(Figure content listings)

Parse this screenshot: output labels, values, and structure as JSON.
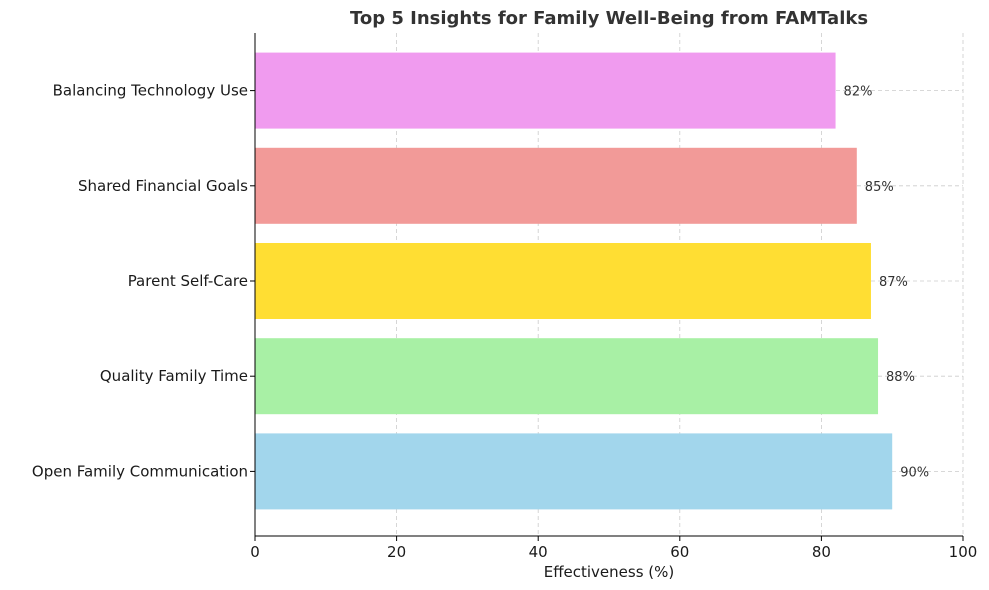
{
  "chart_data": {
    "type": "bar",
    "orientation": "horizontal",
    "title": "Top 5 Insights for Family Well-Being from FAMTalks",
    "xlabel": "Effectiveness (%)",
    "ylabel": "",
    "xlim": [
      0,
      100
    ],
    "xticks": [
      0,
      20,
      40,
      60,
      80,
      100
    ],
    "grid": true,
    "categories": [
      "Open Family Communication",
      "Quality Family Time",
      "Parent Self-Care",
      "Shared Financial Goals",
      "Balancing Technology Use"
    ],
    "values": [
      90,
      88,
      87,
      85,
      82
    ],
    "data_labels": [
      "90%",
      "88%",
      "87%",
      "85%",
      "82%"
    ],
    "colors": [
      "#a2d6ec",
      "#a8f0a5",
      "#ffde33",
      "#f29a98",
      "#f09bef"
    ]
  }
}
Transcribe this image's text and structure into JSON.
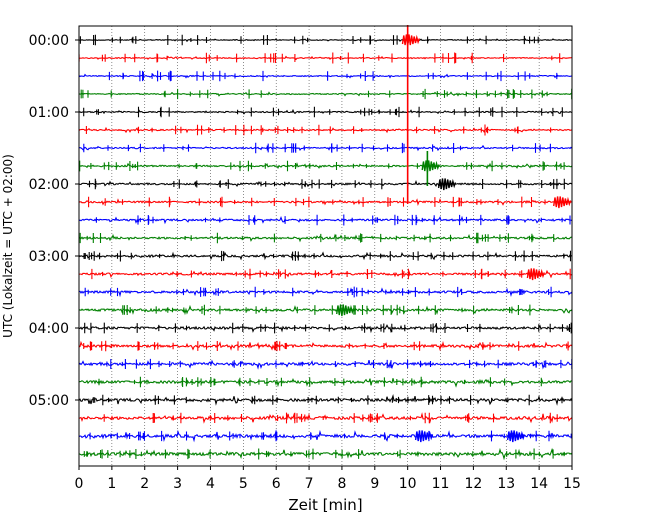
{
  "chart_data": {
    "type": "line",
    "title": "",
    "xlabel": "Zeit  [min]",
    "ylabel": "UTC (Lokalzeit = UTC + 02:00)",
    "xlim": [
      0,
      15
    ],
    "x_ticks": [
      0,
      1,
      2,
      3,
      4,
      5,
      6,
      7,
      8,
      9,
      10,
      11,
      12,
      13,
      14,
      15
    ],
    "x_tick_labels": [
      "0",
      "1",
      "2",
      "3",
      "4",
      "5",
      "6",
      "7",
      "8",
      "9",
      "10",
      "11",
      "12",
      "13",
      "14",
      "15"
    ],
    "y_tick_labels": [
      "00:00",
      "01:00",
      "02:00",
      "03:00",
      "04:00",
      "05:00"
    ],
    "grid": "vertical dotted",
    "trace_colors": [
      "#000000",
      "#ff0000",
      "#0000ff",
      "#008000"
    ],
    "traces": [
      {
        "start": "00:00",
        "color": "#000000"
      },
      {
        "start": "00:15",
        "color": "#ff0000"
      },
      {
        "start": "00:30",
        "color": "#0000ff"
      },
      {
        "start": "00:45",
        "color": "#008000"
      },
      {
        "start": "01:00",
        "color": "#000000"
      },
      {
        "start": "01:15",
        "color": "#ff0000"
      },
      {
        "start": "01:30",
        "color": "#0000ff"
      },
      {
        "start": "01:45",
        "color": "#008000"
      },
      {
        "start": "02:00",
        "color": "#000000"
      },
      {
        "start": "02:15",
        "color": "#ff0000"
      },
      {
        "start": "02:30",
        "color": "#0000ff"
      },
      {
        "start": "02:45",
        "color": "#008000"
      },
      {
        "start": "03:00",
        "color": "#000000"
      },
      {
        "start": "03:15",
        "color": "#ff0000"
      },
      {
        "start": "03:30",
        "color": "#0000ff"
      },
      {
        "start": "03:45",
        "color": "#008000"
      },
      {
        "start": "04:00",
        "color": "#000000"
      },
      {
        "start": "04:15",
        "color": "#ff0000"
      },
      {
        "start": "04:30",
        "color": "#0000ff"
      },
      {
        "start": "04:45",
        "color": "#008000"
      },
      {
        "start": "05:00",
        "color": "#000000"
      },
      {
        "start": "05:15",
        "color": "#ff0000"
      },
      {
        "start": "05:30",
        "color": "#0000ff"
      },
      {
        "start": "05:45",
        "color": "#008000"
      }
    ],
    "events": [
      {
        "trace": 0,
        "minute": 10.0,
        "color": "#ff0000",
        "extent_traces": 9
      },
      {
        "trace": 7,
        "minute": 10.6,
        "color": "#008000",
        "extent_traces": 1
      },
      {
        "trace": 8,
        "minute": 11.1,
        "color": "#000000",
        "extent_traces": 0
      },
      {
        "trace": 9,
        "minute": 14.6,
        "color": "#ff0000",
        "extent_traces": 0
      },
      {
        "trace": 13,
        "minute": 13.8,
        "color": "#ff0000",
        "extent_traces": 0
      },
      {
        "trace": 15,
        "minute": 8.0,
        "color": "#008000",
        "extent_traces": 0
      },
      {
        "trace": 22,
        "minute": 10.4,
        "color": "#0000ff",
        "extent_traces": 0
      },
      {
        "trace": 22,
        "minute": 13.2,
        "color": "#0000ff",
        "extent_traces": 0
      }
    ]
  }
}
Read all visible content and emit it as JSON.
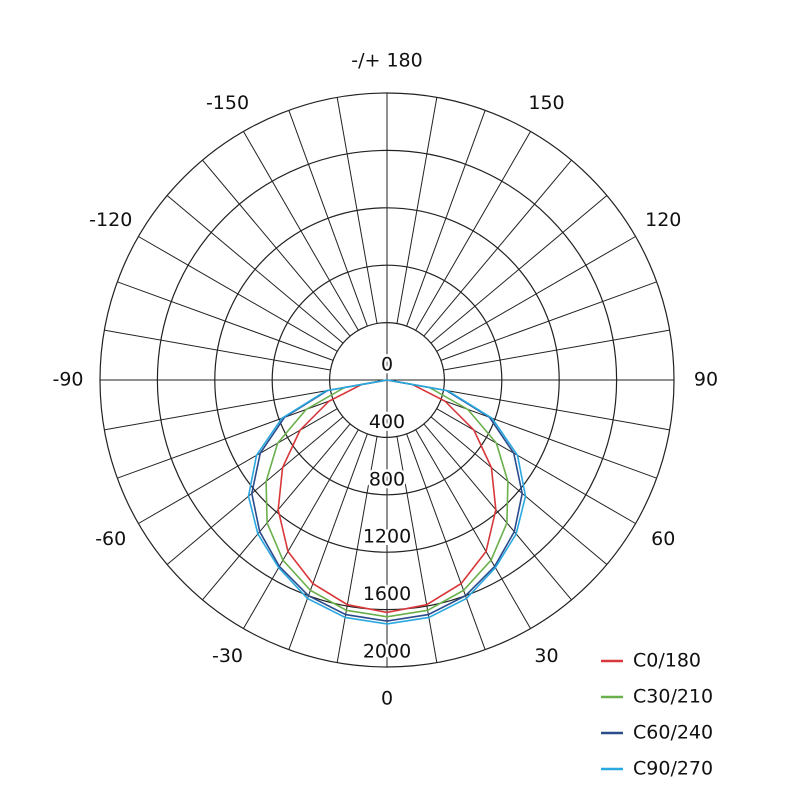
{
  "chart_data": {
    "type": "polar",
    "rlim": [
      0,
      2000
    ],
    "rticks": [
      0,
      400,
      800,
      1200,
      1600,
      2000
    ],
    "thetaticks": [
      {
        "value": 180,
        "label": "-/+ 180"
      },
      150,
      120,
      90,
      60,
      30,
      0,
      -30,
      -60,
      -90,
      -120,
      -150
    ],
    "theta": [
      -90,
      -80,
      -70,
      -60,
      -50,
      -40,
      -30,
      -20,
      -10,
      0,
      10,
      20,
      30,
      40,
      50,
      60,
      70,
      80,
      90
    ],
    "series": [
      {
        "name": "C0/180",
        "color": "#d9383a",
        "values": [
          0,
          180,
          430,
          700,
          950,
          1180,
          1380,
          1510,
          1590,
          1620,
          1590,
          1510,
          1380,
          1180,
          950,
          700,
          430,
          180,
          0
        ]
      },
      {
        "name": "C30/210",
        "color": "#6ab04c",
        "values": [
          0,
          300,
          600,
          880,
          1100,
          1300,
          1450,
          1560,
          1630,
          1650,
          1630,
          1560,
          1450,
          1300,
          1100,
          880,
          600,
          300,
          0
        ]
      },
      {
        "name": "C60/240",
        "color": "#2b4c8c",
        "values": [
          0,
          420,
          760,
          1020,
          1230,
          1380,
          1500,
          1600,
          1660,
          1680,
          1660,
          1600,
          1500,
          1380,
          1230,
          1020,
          760,
          420,
          0
        ]
      },
      {
        "name": "C90/270",
        "color": "#2aa8e0",
        "values": [
          0,
          430,
          780,
          1050,
          1260,
          1400,
          1510,
          1620,
          1680,
          1700,
          1680,
          1620,
          1510,
          1400,
          1260,
          1050,
          780,
          430,
          0
        ]
      }
    ]
  }
}
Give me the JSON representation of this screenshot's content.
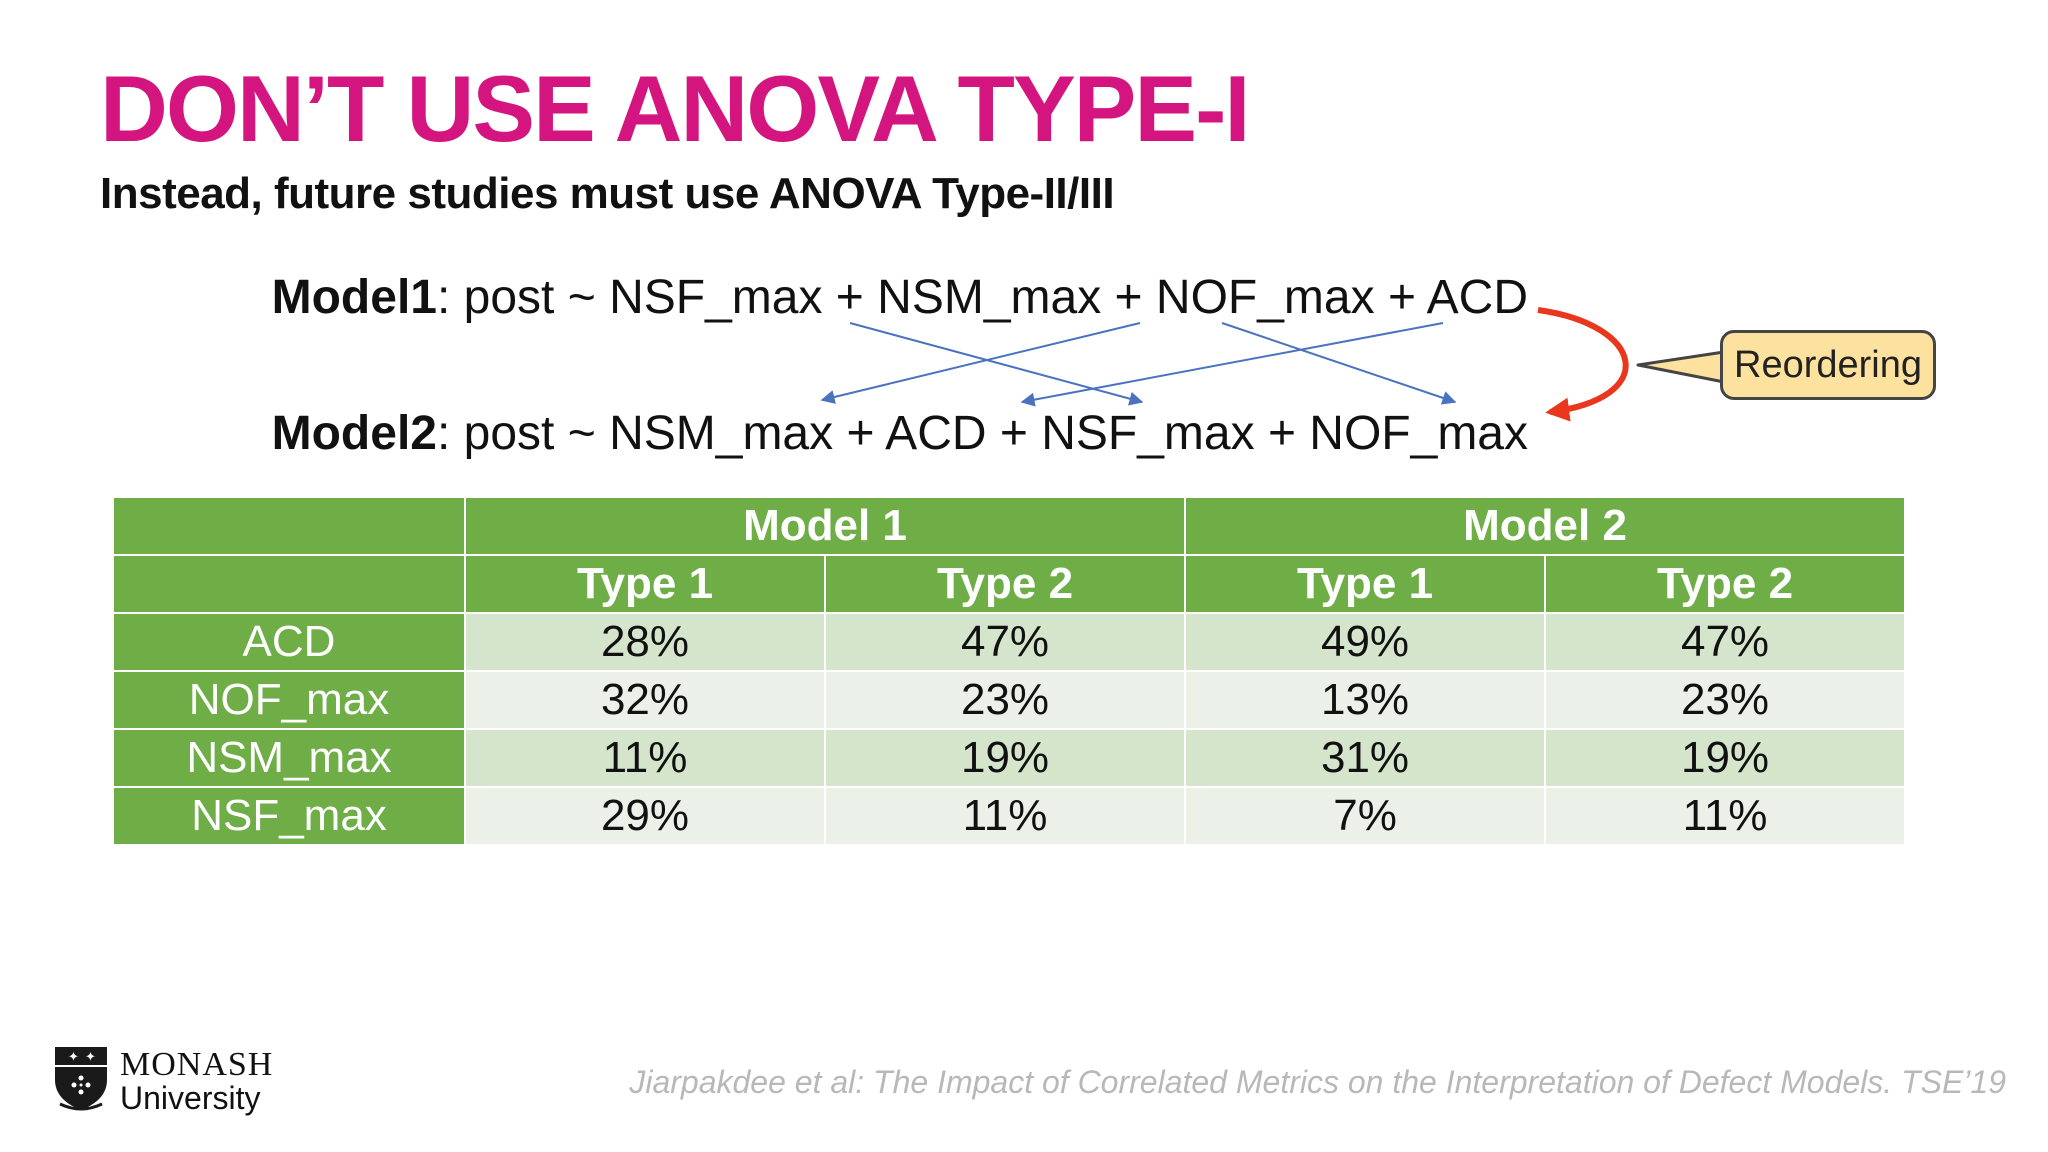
{
  "slide": {
    "title": "DON’T USE ANOVA TYPE-I",
    "subtitle": "Instead, future studies must use ANOVA Type-II/III"
  },
  "models": {
    "model1": {
      "label": "Model1",
      "formula": ": post ~ NSF_max + NSM_max + NOF_max + ACD"
    },
    "model2": {
      "label": "Model2",
      "formula": ": post ~ NSM_max + ACD + NSF_max + NOF_max"
    }
  },
  "callout": {
    "text": "Reordering"
  },
  "colors": {
    "title": "#d4157f",
    "table_header": "#6fae47",
    "table_row_dark": "#d5e5cc",
    "table_row_light": "#ebf1e8",
    "connector": "#4a72c0",
    "reorder_arrow": "#e8371d",
    "callout_fill": "#fde19e"
  },
  "table": {
    "groups": [
      "Model 1",
      "Model 2"
    ],
    "subheaders": [
      "Type 1",
      "Type 2",
      "Type 1",
      "Type 2"
    ],
    "rows": [
      {
        "metric": "ACD",
        "values": [
          "28%",
          "47%",
          "49%",
          "47%"
        ]
      },
      {
        "metric": "NOF_max",
        "values": [
          "32%",
          "23%",
          "13%",
          "23%"
        ]
      },
      {
        "metric": "NSM_max",
        "values": [
          "11%",
          "19%",
          "31%",
          "19%"
        ]
      },
      {
        "metric": "NSF_max",
        "values": [
          "29%",
          "11%",
          "7%",
          "11%"
        ]
      }
    ]
  },
  "footer": {
    "logo_line1": "MONASH",
    "logo_line2": "University",
    "citation": "Jiarpakdee et al: The Impact of Correlated Metrics on the Interpretation of Defect Models. TSE’19"
  }
}
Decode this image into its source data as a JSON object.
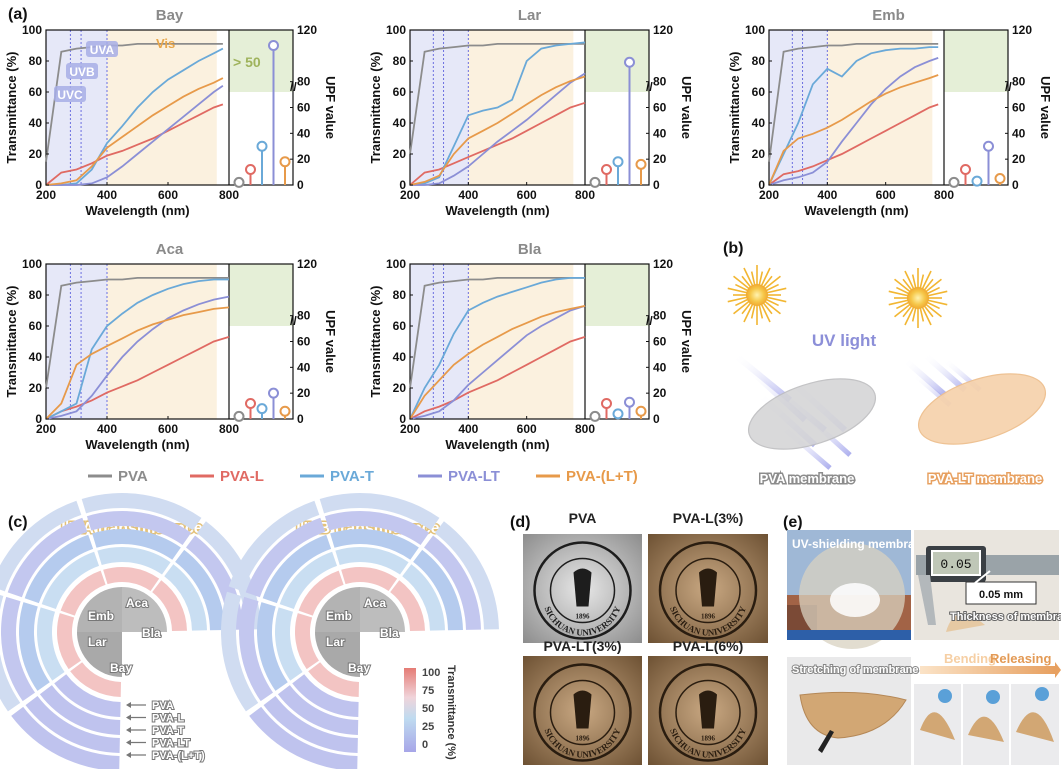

*Job*.
Find the word "Family" in the entries, and copy every line it shows up in.

*The response*.
    "title": "Top 5 Insights for Family Well-Being from FAMTalks",
      "Open Family Communication",
      "Quality Family Time",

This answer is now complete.